## Start Records for processing

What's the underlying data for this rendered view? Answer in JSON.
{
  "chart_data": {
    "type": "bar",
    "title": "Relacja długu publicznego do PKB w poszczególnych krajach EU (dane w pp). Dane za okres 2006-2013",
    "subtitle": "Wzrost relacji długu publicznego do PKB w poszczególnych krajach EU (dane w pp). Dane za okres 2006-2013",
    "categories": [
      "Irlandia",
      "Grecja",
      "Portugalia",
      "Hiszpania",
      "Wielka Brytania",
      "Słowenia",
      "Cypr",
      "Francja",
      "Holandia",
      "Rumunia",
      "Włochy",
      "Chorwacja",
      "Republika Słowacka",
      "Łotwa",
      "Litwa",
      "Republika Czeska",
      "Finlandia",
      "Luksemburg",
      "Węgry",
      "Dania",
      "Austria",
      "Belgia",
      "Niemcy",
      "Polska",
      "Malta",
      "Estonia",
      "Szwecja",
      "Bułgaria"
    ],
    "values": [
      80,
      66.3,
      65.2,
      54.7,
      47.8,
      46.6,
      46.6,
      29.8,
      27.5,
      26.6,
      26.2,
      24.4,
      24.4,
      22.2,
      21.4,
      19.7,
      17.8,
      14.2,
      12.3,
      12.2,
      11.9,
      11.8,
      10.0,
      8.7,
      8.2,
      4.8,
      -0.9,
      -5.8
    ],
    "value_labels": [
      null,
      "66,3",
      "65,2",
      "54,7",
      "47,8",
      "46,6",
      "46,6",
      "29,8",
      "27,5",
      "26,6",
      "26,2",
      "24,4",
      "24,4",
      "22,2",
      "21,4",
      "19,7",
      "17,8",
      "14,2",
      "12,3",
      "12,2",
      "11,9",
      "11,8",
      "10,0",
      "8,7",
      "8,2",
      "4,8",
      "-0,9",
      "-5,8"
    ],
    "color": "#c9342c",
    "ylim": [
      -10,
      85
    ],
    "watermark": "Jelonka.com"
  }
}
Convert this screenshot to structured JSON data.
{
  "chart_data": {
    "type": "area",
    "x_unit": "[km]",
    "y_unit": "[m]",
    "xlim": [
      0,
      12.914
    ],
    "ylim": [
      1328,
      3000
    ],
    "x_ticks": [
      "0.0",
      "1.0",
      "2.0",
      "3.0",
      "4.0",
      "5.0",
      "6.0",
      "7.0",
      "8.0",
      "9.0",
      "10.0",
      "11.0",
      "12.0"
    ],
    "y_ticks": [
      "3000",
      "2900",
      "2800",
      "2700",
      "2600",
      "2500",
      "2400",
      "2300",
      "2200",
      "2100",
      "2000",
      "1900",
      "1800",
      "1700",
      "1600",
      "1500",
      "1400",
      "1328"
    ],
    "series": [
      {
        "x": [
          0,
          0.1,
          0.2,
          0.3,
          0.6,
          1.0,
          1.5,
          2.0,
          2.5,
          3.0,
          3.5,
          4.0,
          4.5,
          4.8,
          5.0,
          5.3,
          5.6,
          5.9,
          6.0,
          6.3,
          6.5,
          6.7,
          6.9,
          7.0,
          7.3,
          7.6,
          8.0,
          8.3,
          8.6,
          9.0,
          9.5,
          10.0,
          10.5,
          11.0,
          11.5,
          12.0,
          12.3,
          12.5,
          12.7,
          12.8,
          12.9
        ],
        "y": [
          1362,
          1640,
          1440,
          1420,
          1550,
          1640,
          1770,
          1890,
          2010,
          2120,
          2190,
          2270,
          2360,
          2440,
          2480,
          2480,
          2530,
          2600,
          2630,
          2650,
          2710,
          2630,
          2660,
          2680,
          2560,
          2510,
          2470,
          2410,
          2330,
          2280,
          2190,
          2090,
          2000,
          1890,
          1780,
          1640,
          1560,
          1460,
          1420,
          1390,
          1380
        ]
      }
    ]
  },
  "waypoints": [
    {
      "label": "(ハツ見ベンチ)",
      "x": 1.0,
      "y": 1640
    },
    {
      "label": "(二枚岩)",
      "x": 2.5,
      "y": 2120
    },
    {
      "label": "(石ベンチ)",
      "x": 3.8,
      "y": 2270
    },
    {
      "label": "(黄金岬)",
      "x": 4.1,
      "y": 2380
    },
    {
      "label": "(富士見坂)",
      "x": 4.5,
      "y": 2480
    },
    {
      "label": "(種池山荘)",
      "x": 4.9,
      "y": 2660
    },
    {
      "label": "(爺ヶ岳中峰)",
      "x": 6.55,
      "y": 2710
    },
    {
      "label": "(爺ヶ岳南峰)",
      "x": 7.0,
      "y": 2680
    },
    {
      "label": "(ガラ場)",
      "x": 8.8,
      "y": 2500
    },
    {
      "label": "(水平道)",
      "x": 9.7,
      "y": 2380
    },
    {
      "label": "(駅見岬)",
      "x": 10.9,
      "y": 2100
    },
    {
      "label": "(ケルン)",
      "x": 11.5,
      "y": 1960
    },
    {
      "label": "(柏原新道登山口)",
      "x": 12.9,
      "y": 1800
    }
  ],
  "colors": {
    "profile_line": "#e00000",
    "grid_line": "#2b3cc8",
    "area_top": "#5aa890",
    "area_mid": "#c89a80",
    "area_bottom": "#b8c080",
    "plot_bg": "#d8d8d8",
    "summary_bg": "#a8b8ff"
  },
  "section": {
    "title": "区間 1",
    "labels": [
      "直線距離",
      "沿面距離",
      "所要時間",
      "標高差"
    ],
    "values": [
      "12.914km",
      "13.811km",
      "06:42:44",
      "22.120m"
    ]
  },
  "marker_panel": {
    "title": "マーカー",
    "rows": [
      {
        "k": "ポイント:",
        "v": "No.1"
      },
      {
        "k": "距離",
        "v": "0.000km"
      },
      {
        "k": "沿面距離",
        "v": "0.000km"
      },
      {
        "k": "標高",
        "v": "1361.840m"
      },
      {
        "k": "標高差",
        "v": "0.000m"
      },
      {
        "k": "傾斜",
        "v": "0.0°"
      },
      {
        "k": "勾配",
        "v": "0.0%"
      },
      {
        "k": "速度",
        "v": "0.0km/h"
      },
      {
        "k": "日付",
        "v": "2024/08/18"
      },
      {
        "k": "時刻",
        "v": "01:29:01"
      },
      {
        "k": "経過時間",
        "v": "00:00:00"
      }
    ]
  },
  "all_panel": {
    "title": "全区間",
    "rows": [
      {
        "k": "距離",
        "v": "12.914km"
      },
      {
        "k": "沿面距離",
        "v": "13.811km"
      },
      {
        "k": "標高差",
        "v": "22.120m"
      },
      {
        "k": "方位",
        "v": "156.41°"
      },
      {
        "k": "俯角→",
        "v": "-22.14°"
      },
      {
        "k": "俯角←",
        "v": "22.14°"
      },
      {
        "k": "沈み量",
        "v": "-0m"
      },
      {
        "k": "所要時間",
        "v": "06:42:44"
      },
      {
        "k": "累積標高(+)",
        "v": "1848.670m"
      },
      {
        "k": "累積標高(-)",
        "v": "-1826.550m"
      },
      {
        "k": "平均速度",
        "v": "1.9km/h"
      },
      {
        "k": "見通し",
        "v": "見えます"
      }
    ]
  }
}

## End Records for processing

The records above are to be repeated exactly, in their entirety.

What's the underlying data for this rendered view? Answer in JSON.
{
  "chart_data": {
    "type": "bar",
    "title": "Relacja długu publicznego do PKB w poszczególnych krajach EU (dane w pp). Dane za okres 2006-2013",
    "subtitle": "Wzrost relacji długu publicznego do PKB w poszczególnych krajach EU (dane w pp). Dane za okres 2006-2013",
    "categories": [
      "Irlandia",
      "Grecja",
      "Portugalia",
      "Hiszpania",
      "Wielka Brytania",
      "Słowenia",
      "Cypr",
      "Francja",
      "Holandia",
      "Rumunia",
      "Włochy",
      "Chorwacja",
      "Republika Słowacka",
      "Łotwa",
      "Litwa",
      "Republika Czeska",
      "Finlandia",
      "Luksemburg",
      "Węgry",
      "Dania",
      "Austria",
      "Belgia",
      "Niemcy",
      "Polska",
      "Malta",
      "Estonia",
      "Szwecja",
      "Bułgaria"
    ],
    "values": [
      80,
      66.3,
      65.2,
      54.7,
      47.8,
      46.6,
      46.6,
      29.8,
      27.5,
      26.6,
      26.2,
      24.4,
      24.4,
      22.2,
      21.4,
      19.7,
      17.8,
      14.2,
      12.3,
      12.2,
      11.9,
      11.8,
      10.0,
      8.7,
      8.2,
      4.8,
      -0.9,
      -5.8
    ],
    "value_labels": [
      null,
      "66,3",
      "65,2",
      "54,7",
      "47,8",
      "46,6",
      "46,6",
      "29,8",
      "27,5",
      "26,6",
      "26,2",
      "24,4",
      "24,4",
      "22,2",
      "21,4",
      "19,7",
      "17,8",
      "14,2",
      "12,3",
      "12,2",
      "11,9",
      "11,8",
      "10,0",
      "8,7",
      "8,2",
      "4,8",
      "-0,9",
      "-5,8"
    ],
    "color": "#c9342c",
    "ylim": [
      -10,
      85
    ],
    "watermark": "Jelonka.com"
  }
}
Convert this screenshot to structured JSON data.
{
  "chart_data": {
    "type": "area",
    "x_unit": "[km]",
    "y_unit": "[m]",
    "xlim": [
      0,
      12.914
    ],
    "ylim": [
      1328,
      3000
    ],
    "x_ticks": [
      "0.0",
      "1.0",
      "2.0",
      "3.0",
      "4.0",
      "5.0",
      "6.0",
      "7.0",
      "8.0",
      "9.0",
      "10.0",
      "11.0",
      "12.0"
    ],
    "y_ticks": [
      "3000",
      "2900",
      "2800",
      "2700",
      "2600",
      "2500",
      "2400",
      "2300",
      "2200",
      "2100",
      "2000",
      "1900",
      "1800",
      "1700",
      "1600",
      "1500",
      "1400",
      "1328"
    ],
    "series": [
      {
        "x": [
          0,
          0.1,
          0.2,
          0.3,
          0.6,
          1.0,
          1.5,
          2.0,
          2.5,
          3.0,
          3.5,
          4.0,
          4.5,
          4.8,
          5.0,
          5.3,
          5.6,
          5.9,
          6.0,
          6.3,
          6.5,
          6.7,
          6.9,
          7.0,
          7.3,
          7.6,
          8.0,
          8.3,
          8.6,
          9.0,
          9.5,
          10.0,
          10.5,
          11.0,
          11.5,
          12.0,
          12.3,
          12.5,
          12.7,
          12.8,
          12.9
        ],
        "y": [
          1362,
          1640,
          1440,
          1420,
          1550,
          1640,
          1770,
          1890,
          2010,
          2120,
          2190,
          2270,
          2360,
          2440,
          2480,
          2480,
          2530,
          2600,
          2630,
          2650,
          2710,
          2630,
          2660,
          2680,
          2560,
          2510,
          2470,
          2410,
          2330,
          2280,
          2190,
          2090,
          2000,
          1890,
          1780,
          1640,
          1560,
          1460,
          1420,
          1390,
          1380
        ]
      }
    ]
  },
  "waypoints": [
    {
      "label": "(ハツ見ベンチ)",
      "x": 1.0,
      "y": 1640
    },
    {
      "label": "(二枚岩)",
      "x": 2.5,
      "y": 2120
    },
    {
      "label": "(石ベンチ)",
      "x": 3.8,
      "y": 2270
    },
    {
      "label": "(黄金岬)",
      "x": 4.1,
      "y": 2380
    },
    {
      "label": "(富士見坂)",
      "x": 4.5,
      "y": 2480
    },
    {
      "label": "(種池山荘)",
      "x": 4.9,
      "y": 2660
    },
    {
      "label": "(爺ヶ岳中峰)",
      "x": 6.55,
      "y": 2710
    },
    {
      "label": "(爺ヶ岳南峰)",
      "x": 7.0,
      "y": 2680
    },
    {
      "label": "(ガラ場)",
      "x": 8.8,
      "y": 2500
    },
    {
      "label": "(水平道)",
      "x": 9.7,
      "y": 2380
    },
    {
      "label": "(駅見岬)",
      "x": 10.9,
      "y": 2100
    },
    {
      "label": "(ケルン)",
      "x": 11.5,
      "y": 1960
    },
    {
      "label": "(柏原新道登山口)",
      "x": 12.9,
      "y": 1800
    }
  ],
  "colors": {
    "profile_line": "#e00000",
    "grid_line": "#2b3cc8",
    "area_top": "#5aa890",
    "area_mid": "#c89a80",
    "area_bottom": "#b8c080",
    "plot_bg": "#d8d8d8",
    "summary_bg": "#a8b8ff"
  },
  "section": {
    "title": "区間 1",
    "labels": [
      "直線距離",
      "沿面距離",
      "所要時間",
      "標高差"
    ],
    "values": [
      "12.914km",
      "13.811km",
      "06:42:44",
      "22.120m"
    ]
  },
  "marker_panel": {
    "title": "マーカー",
    "rows": [
      {
        "k": "ポイント:",
        "v": "No.1"
      },
      {
        "k": "距離",
        "v": "0.000km"
      },
      {
        "k": "沿面距離",
        "v": "0.000km"
      },
      {
        "k": "標高",
        "v": "1361.840m"
      },
      {
        "k": "標高差",
        "v": "0.000m"
      },
      {
        "k": "傾斜",
        "v": "0.0°"
      },
      {
        "k": "勾配",
        "v": "0.0%"
      },
      {
        "k": "速度",
        "v": "0.0km/h"
      },
      {
        "k": "日付",
        "v": "2024/08/18"
      },
      {
        "k": "時刻",
        "v": "01:29:01"
      },
      {
        "k": "経過時間",
        "v": "00:00:00"
      }
    ]
  },
  "all_panel": {
    "title": "全区間",
    "rows": [
      {
        "k": "距離",
        "v": "12.914km"
      },
      {
        "k": "沿面距離",
        "v": "13.811km"
      },
      {
        "k": "標高差",
        "v": "22.120m"
      },
      {
        "k": "方位",
        "v": "156.41°"
      },
      {
        "k": "俯角→",
        "v": "-22.14°"
      },
      {
        "k": "俯角←",
        "v": "22.14°"
      },
      {
        "k": "沈み量",
        "v": "-0m"
      },
      {
        "k": "所要時間",
        "v": "06:42:44"
      },
      {
        "k": "累積標高(+)",
        "v": "1848.670m"
      },
      {
        "k": "累積標高(-)",
        "v": "-1826.550m"
      },
      {
        "k": "平均速度",
        "v": "1.9km/h"
      },
      {
        "k": "見通し",
        "v": "見えます"
      }
    ]
  }
}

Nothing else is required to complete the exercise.